Given records
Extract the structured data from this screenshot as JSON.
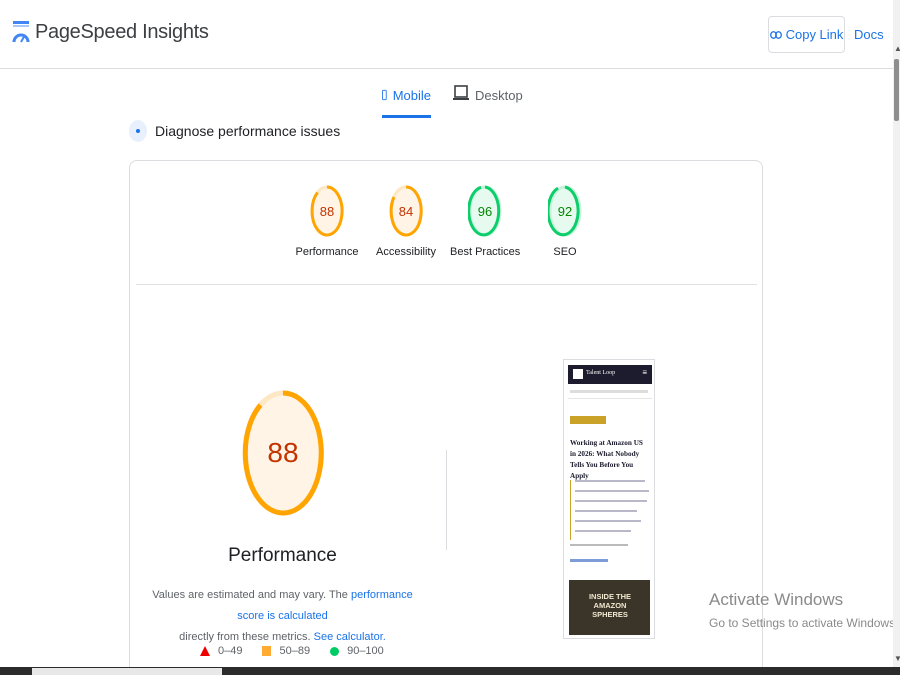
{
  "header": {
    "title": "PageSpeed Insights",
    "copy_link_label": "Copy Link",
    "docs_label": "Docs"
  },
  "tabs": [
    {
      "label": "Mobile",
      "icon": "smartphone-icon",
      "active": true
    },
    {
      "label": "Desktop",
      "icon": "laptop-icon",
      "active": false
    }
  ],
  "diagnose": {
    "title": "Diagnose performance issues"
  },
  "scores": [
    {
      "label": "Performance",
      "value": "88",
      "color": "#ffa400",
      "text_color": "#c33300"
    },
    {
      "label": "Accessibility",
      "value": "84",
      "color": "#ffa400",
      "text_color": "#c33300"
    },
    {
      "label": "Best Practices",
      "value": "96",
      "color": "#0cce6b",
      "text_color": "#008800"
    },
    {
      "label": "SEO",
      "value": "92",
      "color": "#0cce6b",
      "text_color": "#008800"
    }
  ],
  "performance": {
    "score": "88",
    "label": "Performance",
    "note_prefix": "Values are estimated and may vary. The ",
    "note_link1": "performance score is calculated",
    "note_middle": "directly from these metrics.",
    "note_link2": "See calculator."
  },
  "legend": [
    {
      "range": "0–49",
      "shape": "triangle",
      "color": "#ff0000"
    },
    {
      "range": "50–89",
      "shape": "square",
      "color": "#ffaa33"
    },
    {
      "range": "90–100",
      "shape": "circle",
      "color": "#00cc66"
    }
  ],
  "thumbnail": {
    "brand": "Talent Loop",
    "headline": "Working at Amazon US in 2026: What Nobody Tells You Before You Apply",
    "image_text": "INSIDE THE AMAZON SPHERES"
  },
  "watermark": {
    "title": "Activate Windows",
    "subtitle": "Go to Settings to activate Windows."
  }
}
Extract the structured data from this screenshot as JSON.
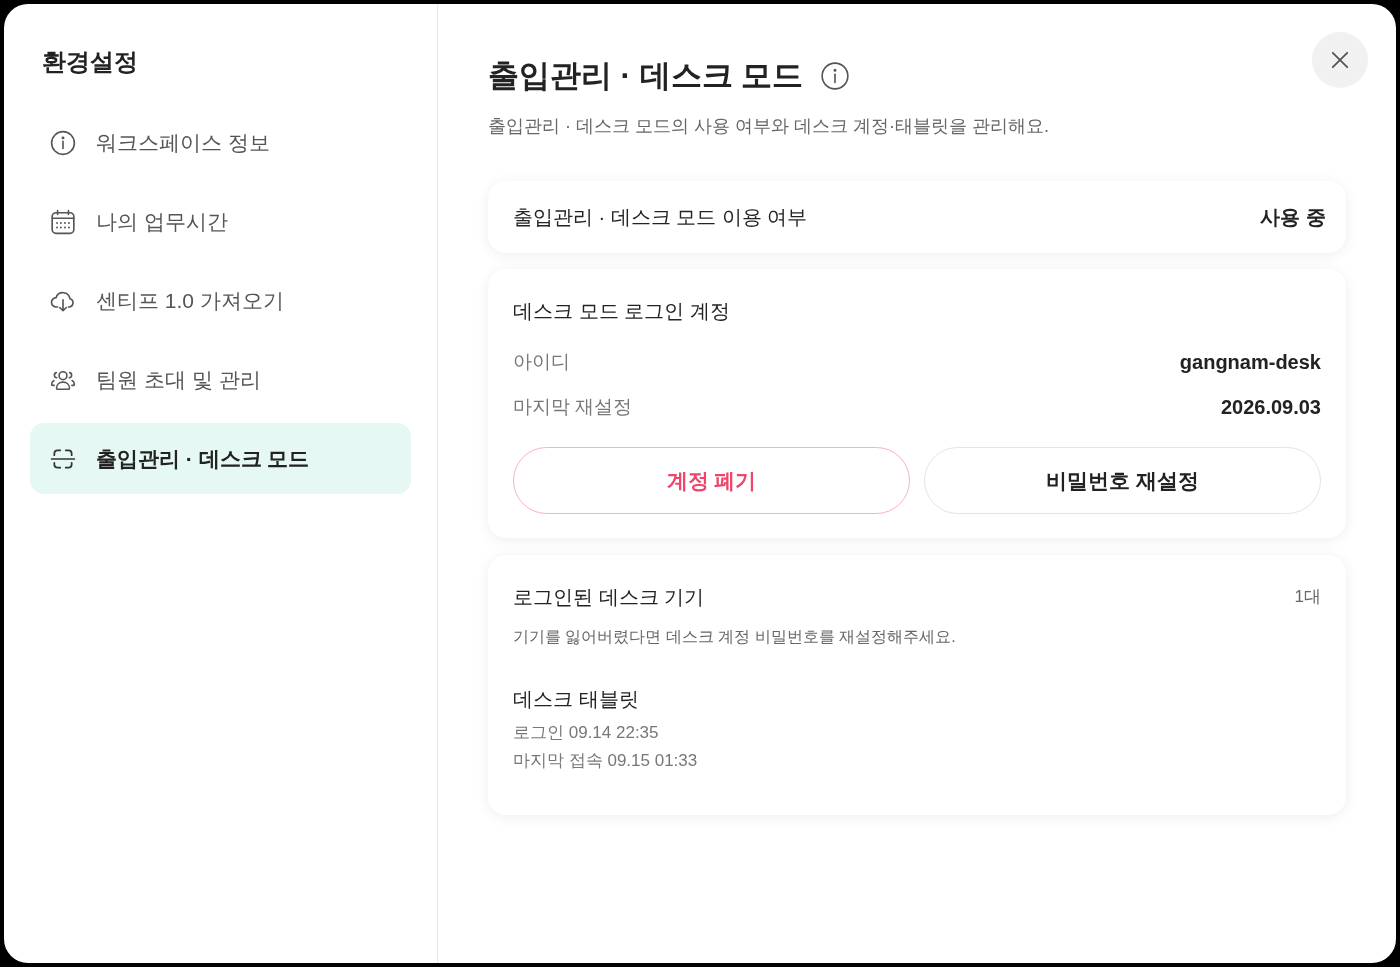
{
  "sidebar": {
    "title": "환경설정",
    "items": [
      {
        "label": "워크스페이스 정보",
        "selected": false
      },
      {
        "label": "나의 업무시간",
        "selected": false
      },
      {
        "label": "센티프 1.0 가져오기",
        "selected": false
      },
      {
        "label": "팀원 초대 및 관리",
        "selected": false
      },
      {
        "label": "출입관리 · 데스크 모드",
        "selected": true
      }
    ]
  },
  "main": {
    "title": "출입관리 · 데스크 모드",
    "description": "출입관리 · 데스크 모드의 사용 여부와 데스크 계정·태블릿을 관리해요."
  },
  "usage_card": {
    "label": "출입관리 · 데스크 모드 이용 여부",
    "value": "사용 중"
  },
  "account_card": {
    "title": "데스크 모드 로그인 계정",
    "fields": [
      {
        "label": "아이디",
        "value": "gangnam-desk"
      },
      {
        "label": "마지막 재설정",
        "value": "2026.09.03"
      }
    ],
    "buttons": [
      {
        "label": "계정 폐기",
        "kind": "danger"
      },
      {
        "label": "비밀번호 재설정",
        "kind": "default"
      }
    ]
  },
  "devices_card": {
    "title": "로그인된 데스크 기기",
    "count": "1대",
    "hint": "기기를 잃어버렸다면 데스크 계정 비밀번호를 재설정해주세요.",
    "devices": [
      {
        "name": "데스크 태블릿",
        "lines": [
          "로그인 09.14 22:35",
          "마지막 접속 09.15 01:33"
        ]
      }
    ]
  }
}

Direction
Look through the material above and pick out each line holding the word "icon".

Exercise output
      "icon": "smartphone-icon",
      "icon": "laptop-icon",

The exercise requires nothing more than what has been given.